**SHORT TASK**
Print out the entries below with no edits.

▼

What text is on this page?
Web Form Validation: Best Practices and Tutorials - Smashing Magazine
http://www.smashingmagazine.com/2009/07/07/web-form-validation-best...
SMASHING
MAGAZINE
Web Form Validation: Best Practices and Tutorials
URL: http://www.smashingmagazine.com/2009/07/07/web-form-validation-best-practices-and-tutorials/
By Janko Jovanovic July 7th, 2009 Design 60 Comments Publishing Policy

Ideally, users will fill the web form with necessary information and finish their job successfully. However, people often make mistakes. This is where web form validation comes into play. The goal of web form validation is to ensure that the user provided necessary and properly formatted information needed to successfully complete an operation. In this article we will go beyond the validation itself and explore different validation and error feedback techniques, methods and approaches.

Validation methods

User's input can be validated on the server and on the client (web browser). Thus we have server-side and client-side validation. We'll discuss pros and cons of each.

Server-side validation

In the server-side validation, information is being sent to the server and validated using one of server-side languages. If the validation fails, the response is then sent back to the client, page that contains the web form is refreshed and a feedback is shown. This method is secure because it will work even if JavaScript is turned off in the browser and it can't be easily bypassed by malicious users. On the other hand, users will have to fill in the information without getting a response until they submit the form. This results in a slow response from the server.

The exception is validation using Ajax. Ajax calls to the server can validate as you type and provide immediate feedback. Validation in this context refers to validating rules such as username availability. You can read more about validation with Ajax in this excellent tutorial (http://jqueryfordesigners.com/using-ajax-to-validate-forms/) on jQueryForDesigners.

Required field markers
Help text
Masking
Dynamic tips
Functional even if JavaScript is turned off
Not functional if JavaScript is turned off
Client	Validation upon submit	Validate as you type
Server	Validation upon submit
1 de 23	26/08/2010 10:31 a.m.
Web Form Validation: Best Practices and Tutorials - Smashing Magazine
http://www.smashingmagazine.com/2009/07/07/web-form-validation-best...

▲

**SOLUTION BELOW**
What text is on this page?
Web Form Validation: Best Practices and Tutorials - Smashing Magazine
http://www.smashingmagazine.com/2009/07/07/web-form-validation-best...
SMASHING
MAGAZINE
Web Form Validation: Best Practices and Tutorials
URL: http://www.smashingmagazine.com/2009/07/07/web-form-validation-best-practices-and-tutorials/
By Janko Jovanovic July 7th, 2009 Design 60 Comments Publishing Policy

Ideally, users will fill the web form with necessary information and finish their job successfully. However, people often make mistakes. This is where web form validation comes into play. The goal of web form validation is to ensure that the user provided necessary and properly formatted information needed to successfully complete an operation. In this article we will go beyond the validation itself and explore different validation and error feedback techniques, methods and approaches.

Validation methods

User's input can be validated on the server and on the client (web browser). Thus we have server-side and client-side validation. We'll discuss pros and cons of each.

Server-side validation

In the server-side validation, information is being sent to the server and validated using one of server-side languages. If the validation fails, the response is then sent back to the client, page that contains the web form is refreshed and a feedback is shown. This method is secure because it will work even if JavaScript is turned off in the browser and it can't be easily bypassed by malicious users. On the other hand, users will have to fill in the information without getting a response until they submit the form. This results in a slow response from the server.

The exception is validation using Ajax. Ajax calls to the server can validate as you type and provide immediate feedback. Validation in this context refers to validating rules such as username availability. You can read more about validation with Ajax in this excellent tutorial (http://jqueryfordesigners.com/using-ajax-to-validate-forms/) on jQueryForDesigners.

Required field markers
Help text
Masking
Dynamic tips
Functional even if JavaScript is turned off
Not functional if JavaScript is turned off
Client	Validation upon submit	Validate as you type
Server	Validation upon submit
1 de 23	26/08/2010 10:31 a.m.
Web Form Validation: Best Practices and Tutorials - Smashing Magazine
http://www.smashingmagazine.com/2009/07/07/web-form-validation-best...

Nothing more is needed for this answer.